** Begin INPUT RECORDS **

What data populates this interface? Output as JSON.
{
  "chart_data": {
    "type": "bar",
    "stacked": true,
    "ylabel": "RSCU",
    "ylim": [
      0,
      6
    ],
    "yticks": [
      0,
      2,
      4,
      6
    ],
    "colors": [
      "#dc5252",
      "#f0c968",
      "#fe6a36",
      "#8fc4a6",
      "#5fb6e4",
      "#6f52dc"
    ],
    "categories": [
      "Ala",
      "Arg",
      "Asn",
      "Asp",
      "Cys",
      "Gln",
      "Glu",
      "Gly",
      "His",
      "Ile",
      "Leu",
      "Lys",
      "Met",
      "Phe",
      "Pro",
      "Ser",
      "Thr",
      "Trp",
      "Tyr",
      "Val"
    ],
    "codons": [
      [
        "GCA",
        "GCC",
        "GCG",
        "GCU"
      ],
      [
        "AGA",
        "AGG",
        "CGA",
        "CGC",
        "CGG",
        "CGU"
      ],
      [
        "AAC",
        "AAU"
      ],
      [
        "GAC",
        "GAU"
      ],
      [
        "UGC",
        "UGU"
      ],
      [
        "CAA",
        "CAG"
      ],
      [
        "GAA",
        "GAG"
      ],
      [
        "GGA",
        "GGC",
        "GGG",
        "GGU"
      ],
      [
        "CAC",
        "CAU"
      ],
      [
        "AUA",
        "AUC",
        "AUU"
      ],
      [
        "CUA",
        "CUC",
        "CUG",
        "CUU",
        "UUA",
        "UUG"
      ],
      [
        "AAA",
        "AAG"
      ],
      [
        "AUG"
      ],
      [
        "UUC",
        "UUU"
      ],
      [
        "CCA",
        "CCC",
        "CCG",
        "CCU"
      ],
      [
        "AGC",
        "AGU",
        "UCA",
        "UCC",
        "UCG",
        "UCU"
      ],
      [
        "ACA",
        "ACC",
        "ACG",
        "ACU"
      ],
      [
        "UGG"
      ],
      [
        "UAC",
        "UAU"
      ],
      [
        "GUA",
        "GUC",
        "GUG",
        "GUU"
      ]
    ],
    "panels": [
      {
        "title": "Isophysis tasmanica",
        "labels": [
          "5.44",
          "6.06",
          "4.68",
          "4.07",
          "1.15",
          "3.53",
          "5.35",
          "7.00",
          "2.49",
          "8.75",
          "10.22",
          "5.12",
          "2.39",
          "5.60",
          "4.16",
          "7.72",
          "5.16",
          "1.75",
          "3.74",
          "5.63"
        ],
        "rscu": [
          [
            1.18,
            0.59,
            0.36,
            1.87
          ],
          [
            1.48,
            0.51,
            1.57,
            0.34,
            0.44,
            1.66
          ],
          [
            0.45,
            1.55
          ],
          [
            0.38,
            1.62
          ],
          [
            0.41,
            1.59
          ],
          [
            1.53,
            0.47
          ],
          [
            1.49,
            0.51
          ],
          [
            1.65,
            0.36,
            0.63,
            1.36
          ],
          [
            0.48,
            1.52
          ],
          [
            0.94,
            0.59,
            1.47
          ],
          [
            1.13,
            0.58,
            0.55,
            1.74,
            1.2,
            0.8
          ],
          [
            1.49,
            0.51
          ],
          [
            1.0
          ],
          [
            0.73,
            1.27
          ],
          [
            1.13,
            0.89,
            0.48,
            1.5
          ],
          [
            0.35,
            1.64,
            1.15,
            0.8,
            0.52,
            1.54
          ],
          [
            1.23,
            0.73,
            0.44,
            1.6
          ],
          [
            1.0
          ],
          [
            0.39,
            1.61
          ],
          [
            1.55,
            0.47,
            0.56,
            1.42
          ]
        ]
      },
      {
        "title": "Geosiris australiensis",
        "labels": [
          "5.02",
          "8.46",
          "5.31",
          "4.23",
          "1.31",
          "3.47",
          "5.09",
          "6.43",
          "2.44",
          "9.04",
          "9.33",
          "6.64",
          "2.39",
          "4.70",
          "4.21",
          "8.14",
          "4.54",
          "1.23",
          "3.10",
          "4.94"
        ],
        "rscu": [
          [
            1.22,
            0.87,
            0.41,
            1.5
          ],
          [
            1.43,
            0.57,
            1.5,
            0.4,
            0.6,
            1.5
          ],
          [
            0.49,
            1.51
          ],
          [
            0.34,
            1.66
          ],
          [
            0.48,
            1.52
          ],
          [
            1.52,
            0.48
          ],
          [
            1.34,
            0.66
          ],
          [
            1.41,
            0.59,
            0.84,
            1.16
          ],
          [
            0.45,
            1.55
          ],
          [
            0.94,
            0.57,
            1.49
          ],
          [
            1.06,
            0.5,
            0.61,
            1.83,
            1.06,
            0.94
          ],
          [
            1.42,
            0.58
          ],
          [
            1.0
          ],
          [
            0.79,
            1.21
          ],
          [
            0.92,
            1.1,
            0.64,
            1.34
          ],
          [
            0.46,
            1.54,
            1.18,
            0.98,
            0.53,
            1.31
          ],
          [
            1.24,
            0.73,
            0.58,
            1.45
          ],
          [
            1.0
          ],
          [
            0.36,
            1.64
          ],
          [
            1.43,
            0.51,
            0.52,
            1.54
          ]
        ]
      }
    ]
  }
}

** End INPUT RECORDS **

## [TASK DIRECTIONS]
Each line with the string "title" in it needs to be found and copied.

## [CORRECT OUTPUT]
        "title": "Isophysis tasmanica",
        "title": "Geosiris australiensis",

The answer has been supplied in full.